-- Listed entries --
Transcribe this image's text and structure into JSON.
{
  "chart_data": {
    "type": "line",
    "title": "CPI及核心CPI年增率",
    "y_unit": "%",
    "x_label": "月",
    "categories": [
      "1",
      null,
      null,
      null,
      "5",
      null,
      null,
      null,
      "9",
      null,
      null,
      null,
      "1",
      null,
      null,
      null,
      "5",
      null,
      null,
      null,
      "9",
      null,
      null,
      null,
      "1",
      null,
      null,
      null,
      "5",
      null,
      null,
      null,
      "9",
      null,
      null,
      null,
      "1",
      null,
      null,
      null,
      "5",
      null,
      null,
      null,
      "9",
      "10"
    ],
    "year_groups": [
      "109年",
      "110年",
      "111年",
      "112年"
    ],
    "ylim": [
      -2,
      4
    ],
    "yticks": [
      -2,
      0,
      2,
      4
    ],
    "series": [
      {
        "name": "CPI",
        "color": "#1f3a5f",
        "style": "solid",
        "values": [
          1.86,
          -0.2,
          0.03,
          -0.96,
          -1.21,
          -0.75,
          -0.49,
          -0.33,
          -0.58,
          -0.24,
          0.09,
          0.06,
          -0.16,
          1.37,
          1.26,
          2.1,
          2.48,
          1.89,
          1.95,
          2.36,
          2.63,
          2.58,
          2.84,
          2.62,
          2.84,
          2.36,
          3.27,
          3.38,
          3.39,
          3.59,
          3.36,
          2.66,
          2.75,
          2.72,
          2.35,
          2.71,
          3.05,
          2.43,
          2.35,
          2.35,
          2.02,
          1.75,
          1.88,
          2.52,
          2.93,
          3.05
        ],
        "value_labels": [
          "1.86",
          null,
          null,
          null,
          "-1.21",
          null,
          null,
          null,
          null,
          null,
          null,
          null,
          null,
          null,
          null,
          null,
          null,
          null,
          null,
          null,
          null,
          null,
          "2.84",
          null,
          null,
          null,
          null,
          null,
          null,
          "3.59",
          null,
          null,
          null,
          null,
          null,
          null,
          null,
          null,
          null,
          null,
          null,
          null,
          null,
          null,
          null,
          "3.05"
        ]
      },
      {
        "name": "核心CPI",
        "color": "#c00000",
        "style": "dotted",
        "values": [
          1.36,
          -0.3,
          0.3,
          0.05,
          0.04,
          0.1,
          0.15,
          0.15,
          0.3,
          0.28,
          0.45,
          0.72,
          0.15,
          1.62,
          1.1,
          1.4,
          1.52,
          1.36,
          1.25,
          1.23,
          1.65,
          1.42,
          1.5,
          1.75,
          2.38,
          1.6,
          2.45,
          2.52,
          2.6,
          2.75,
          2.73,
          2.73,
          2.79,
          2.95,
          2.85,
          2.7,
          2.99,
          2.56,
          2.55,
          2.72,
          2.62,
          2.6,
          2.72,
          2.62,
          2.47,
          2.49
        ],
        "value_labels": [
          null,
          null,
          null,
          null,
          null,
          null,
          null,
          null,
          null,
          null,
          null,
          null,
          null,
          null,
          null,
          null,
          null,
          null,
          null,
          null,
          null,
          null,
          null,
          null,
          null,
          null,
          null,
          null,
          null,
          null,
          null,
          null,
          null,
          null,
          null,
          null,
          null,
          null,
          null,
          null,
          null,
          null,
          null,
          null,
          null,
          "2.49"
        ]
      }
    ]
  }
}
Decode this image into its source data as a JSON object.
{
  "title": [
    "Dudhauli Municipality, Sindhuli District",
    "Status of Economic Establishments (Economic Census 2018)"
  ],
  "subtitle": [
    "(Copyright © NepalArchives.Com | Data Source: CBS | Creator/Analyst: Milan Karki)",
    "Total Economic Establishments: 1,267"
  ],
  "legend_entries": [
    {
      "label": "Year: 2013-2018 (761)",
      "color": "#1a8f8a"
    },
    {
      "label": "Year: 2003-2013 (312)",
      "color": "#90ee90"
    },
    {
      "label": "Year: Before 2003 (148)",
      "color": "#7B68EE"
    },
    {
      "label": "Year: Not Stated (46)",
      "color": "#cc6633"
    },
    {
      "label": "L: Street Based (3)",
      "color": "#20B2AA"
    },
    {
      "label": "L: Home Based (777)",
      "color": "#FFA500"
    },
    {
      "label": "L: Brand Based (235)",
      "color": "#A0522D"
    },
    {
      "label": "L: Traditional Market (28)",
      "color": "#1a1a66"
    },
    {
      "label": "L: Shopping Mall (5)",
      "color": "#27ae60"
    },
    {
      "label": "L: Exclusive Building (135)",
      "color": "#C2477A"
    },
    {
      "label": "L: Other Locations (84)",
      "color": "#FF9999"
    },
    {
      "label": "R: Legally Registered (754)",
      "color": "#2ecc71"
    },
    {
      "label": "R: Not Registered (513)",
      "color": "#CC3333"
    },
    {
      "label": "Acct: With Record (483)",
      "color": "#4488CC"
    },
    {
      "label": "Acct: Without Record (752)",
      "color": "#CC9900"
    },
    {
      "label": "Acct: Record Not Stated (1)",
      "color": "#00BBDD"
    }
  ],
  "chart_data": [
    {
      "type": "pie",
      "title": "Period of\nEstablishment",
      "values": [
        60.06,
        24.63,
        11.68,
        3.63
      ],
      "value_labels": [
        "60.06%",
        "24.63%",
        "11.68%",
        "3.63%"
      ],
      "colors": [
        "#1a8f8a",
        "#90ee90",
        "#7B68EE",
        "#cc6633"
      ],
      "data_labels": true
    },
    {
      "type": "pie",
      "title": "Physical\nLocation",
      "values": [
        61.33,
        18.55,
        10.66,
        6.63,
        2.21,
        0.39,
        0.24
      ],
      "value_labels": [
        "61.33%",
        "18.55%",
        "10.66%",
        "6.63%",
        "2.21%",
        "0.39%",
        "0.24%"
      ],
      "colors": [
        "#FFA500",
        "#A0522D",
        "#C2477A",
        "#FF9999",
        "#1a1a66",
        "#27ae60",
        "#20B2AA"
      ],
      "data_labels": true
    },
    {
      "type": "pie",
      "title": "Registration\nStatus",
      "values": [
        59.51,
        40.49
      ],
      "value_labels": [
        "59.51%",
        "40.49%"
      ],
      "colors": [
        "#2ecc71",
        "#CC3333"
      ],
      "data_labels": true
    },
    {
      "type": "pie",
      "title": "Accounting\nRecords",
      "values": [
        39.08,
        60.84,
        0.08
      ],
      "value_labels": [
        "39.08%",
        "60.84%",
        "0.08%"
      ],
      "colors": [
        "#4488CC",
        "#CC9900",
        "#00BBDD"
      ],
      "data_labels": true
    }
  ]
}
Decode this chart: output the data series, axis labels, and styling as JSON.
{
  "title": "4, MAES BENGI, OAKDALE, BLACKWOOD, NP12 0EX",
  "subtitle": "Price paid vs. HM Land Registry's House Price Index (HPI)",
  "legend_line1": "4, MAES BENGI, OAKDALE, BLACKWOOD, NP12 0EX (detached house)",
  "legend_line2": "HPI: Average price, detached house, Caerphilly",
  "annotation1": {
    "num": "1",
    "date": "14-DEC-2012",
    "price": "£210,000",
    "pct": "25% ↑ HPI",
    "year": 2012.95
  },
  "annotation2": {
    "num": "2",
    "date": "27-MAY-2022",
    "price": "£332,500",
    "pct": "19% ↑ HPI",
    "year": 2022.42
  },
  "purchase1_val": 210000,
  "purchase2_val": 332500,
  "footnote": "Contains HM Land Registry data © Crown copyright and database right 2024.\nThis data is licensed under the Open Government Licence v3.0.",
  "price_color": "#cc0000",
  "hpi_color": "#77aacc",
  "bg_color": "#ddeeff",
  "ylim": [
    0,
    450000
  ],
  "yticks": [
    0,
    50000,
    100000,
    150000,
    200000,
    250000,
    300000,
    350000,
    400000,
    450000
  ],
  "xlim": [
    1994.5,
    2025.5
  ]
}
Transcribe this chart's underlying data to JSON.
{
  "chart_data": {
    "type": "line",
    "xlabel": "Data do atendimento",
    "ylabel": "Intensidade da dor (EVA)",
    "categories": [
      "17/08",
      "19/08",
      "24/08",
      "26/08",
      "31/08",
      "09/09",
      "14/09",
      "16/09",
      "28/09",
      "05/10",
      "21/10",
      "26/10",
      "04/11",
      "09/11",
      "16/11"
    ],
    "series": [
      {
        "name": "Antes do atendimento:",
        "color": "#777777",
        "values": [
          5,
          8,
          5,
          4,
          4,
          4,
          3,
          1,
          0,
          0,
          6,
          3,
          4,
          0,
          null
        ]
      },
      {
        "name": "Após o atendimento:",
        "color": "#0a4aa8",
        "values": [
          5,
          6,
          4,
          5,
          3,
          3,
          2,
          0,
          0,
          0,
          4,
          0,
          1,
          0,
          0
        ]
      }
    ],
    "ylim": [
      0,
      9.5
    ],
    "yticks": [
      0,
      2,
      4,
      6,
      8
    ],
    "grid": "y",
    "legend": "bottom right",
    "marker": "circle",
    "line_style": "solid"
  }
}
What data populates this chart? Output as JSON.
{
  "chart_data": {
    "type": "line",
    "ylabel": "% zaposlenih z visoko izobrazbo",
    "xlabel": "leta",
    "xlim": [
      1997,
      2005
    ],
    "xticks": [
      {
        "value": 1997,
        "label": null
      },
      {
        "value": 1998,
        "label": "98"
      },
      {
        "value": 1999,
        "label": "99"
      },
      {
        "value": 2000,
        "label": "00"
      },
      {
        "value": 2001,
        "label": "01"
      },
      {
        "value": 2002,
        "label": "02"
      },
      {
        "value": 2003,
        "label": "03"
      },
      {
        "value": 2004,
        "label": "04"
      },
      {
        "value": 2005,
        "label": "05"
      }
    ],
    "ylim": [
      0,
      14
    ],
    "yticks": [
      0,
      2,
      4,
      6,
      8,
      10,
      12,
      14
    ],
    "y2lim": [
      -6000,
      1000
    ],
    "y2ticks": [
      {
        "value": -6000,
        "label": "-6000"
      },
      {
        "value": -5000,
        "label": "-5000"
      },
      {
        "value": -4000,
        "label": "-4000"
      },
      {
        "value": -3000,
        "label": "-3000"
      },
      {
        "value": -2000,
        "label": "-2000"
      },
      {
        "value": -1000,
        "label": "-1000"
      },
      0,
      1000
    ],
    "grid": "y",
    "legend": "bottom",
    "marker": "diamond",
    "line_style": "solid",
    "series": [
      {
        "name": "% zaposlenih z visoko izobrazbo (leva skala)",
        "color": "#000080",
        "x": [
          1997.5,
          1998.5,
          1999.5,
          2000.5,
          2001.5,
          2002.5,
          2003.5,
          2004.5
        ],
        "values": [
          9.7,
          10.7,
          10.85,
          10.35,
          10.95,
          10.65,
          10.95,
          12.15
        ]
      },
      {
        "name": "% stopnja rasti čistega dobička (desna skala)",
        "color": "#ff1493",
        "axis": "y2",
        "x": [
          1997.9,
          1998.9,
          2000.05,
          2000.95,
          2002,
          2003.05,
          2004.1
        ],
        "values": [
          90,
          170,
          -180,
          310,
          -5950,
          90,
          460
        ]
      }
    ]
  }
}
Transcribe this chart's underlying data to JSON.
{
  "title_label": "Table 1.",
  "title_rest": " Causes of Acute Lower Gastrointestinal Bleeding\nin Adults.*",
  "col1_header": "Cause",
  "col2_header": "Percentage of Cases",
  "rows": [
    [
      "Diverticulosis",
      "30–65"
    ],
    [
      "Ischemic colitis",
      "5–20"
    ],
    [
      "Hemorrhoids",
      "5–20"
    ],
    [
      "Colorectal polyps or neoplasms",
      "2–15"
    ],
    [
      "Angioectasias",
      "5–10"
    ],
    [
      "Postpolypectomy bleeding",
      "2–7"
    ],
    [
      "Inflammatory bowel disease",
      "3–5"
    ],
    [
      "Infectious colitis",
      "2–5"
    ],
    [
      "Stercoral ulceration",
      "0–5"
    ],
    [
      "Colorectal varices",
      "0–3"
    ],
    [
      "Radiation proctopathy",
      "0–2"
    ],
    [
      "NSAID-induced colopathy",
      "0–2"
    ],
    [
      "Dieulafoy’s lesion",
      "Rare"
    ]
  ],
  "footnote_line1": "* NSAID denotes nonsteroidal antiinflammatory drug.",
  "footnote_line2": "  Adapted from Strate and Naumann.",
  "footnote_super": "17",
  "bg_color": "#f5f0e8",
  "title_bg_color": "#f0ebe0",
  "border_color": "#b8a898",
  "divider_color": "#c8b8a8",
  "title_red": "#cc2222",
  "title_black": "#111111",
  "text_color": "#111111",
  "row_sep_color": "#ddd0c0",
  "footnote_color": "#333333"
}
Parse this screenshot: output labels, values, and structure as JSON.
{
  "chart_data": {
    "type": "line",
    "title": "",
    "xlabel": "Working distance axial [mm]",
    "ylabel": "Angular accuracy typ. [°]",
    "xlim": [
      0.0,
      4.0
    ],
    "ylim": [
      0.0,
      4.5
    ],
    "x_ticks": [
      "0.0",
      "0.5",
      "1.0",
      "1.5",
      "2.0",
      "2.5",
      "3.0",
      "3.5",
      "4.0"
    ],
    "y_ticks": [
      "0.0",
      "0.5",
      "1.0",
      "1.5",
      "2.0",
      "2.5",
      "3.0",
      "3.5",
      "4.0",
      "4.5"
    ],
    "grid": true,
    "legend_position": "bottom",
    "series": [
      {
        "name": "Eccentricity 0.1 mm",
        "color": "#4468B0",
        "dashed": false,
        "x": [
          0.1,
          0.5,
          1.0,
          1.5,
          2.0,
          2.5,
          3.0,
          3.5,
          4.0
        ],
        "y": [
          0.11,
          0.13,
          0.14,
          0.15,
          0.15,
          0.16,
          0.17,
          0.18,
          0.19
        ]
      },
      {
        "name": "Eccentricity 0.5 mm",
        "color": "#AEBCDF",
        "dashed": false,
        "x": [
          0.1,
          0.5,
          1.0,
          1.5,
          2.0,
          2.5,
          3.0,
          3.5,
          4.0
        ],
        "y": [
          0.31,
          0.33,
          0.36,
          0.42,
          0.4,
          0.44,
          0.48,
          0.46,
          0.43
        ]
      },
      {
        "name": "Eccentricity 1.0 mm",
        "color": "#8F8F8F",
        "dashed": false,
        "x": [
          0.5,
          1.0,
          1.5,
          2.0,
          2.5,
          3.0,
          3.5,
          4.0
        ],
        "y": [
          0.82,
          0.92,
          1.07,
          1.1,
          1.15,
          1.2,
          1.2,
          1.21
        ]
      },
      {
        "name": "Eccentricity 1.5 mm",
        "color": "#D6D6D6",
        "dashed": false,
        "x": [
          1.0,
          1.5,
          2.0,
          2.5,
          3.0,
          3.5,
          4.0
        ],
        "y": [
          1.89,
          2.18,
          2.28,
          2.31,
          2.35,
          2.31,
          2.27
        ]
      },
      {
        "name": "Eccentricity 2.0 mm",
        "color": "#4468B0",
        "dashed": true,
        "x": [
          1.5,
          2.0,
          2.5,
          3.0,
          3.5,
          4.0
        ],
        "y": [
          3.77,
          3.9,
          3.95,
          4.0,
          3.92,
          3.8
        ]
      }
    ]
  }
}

-- The problem --
Search the entries for the word "Stated" and gather every line where it appears.

-- Reply --
      "label": "Year: Not Stated (46)",
      "label": "Acct: Record Not Stated (1)",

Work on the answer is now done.